RECORDS PROVIDED:
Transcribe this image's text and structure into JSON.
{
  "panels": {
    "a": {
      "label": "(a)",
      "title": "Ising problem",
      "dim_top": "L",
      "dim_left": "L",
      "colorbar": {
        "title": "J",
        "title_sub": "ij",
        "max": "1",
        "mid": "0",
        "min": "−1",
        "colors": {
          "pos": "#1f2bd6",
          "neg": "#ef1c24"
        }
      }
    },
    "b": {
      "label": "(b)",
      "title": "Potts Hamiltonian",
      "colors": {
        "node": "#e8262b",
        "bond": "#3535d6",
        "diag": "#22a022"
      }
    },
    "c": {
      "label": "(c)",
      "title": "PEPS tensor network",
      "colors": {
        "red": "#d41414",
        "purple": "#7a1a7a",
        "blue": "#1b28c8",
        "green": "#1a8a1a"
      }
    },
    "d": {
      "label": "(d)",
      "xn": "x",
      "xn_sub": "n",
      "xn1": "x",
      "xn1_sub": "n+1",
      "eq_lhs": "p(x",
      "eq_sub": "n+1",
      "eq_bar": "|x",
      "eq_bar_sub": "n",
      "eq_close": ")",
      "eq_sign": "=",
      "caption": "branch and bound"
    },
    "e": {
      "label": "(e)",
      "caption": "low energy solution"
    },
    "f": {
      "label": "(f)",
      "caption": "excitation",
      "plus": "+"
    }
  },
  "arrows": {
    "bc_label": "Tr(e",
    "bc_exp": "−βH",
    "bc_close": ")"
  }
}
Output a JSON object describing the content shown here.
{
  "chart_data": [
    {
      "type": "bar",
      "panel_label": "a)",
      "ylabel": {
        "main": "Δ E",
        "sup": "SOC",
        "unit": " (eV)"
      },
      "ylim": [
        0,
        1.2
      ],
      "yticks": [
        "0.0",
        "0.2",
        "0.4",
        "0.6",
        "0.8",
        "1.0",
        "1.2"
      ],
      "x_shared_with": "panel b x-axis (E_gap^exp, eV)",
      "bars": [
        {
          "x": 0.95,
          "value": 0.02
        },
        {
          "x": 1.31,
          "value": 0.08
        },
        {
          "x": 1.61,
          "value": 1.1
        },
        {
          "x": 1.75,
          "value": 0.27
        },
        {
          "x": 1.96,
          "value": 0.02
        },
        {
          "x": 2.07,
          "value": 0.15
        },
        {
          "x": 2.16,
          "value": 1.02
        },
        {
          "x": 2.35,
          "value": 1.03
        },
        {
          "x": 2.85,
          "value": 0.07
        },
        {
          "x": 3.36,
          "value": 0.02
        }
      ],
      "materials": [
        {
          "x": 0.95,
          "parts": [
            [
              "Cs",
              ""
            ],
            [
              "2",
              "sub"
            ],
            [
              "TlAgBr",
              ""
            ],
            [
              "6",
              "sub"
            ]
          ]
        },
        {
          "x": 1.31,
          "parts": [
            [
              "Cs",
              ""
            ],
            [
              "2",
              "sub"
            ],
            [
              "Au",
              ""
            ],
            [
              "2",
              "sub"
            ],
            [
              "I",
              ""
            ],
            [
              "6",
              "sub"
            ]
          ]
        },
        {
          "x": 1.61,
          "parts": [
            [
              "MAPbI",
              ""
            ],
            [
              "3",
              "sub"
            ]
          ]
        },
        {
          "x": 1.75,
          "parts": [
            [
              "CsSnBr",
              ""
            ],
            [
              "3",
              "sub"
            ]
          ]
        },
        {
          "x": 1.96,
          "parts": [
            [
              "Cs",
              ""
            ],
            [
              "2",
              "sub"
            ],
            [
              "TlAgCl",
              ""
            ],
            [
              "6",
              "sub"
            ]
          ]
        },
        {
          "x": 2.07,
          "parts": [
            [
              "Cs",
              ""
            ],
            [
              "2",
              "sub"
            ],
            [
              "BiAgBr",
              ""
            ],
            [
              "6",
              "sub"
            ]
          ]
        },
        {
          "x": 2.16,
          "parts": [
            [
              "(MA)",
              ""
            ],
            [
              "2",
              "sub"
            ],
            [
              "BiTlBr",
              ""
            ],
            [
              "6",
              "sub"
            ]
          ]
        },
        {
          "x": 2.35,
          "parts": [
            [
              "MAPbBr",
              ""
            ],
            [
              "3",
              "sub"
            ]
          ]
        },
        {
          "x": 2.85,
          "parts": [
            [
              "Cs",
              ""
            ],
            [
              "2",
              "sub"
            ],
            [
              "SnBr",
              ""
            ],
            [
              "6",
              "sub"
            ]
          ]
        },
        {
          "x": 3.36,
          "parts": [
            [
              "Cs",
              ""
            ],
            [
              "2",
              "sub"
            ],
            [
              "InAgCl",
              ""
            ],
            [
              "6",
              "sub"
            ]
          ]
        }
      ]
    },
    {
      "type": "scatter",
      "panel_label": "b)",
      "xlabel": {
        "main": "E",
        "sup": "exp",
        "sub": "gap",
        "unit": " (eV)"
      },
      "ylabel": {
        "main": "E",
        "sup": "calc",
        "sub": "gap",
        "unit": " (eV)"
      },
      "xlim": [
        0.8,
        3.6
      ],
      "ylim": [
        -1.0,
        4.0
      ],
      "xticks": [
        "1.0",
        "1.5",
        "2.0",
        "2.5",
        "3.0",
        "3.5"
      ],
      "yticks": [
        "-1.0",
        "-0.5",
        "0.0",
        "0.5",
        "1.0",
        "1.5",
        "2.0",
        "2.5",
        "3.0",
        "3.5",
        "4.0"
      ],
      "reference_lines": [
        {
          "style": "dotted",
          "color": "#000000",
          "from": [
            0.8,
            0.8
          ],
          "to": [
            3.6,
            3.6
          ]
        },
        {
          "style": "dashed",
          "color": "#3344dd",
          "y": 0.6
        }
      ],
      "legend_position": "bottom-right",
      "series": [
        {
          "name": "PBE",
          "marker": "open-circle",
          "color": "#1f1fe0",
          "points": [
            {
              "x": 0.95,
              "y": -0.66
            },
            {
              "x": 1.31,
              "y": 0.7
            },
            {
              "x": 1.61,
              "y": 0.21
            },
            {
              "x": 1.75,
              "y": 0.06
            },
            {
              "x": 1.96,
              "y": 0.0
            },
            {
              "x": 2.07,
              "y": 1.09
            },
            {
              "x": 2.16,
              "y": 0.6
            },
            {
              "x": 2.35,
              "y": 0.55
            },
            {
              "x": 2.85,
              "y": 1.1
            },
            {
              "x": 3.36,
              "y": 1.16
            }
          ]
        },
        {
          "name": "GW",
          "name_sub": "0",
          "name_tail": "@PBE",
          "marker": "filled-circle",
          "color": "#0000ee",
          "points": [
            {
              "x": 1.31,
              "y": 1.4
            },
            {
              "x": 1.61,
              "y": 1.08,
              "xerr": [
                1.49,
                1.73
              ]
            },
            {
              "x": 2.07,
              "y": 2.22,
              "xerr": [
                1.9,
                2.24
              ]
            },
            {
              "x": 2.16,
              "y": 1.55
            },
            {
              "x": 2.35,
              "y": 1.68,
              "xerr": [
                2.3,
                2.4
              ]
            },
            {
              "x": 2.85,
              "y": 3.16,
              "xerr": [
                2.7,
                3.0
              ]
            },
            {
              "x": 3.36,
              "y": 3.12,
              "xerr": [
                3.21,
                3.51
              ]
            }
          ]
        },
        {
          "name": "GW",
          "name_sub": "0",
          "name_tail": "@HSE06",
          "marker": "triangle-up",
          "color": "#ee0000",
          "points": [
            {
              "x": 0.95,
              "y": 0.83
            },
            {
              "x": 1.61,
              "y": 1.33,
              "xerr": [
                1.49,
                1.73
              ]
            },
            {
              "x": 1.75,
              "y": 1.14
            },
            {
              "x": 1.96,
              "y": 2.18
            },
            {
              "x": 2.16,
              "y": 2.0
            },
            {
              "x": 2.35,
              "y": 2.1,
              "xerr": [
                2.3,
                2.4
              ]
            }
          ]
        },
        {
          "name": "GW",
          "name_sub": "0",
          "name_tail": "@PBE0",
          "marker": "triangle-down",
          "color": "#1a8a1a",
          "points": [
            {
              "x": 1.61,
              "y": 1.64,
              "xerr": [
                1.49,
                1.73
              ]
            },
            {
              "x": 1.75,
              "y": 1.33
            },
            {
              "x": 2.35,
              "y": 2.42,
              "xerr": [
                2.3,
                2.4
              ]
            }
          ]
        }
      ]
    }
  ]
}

EXERCISE BRIEF: Pull out every line in the material above where "triangle" occurs.

EXERCISE SOLUTION:
          "marker": "triangle-up",
          "marker": "triangle-down",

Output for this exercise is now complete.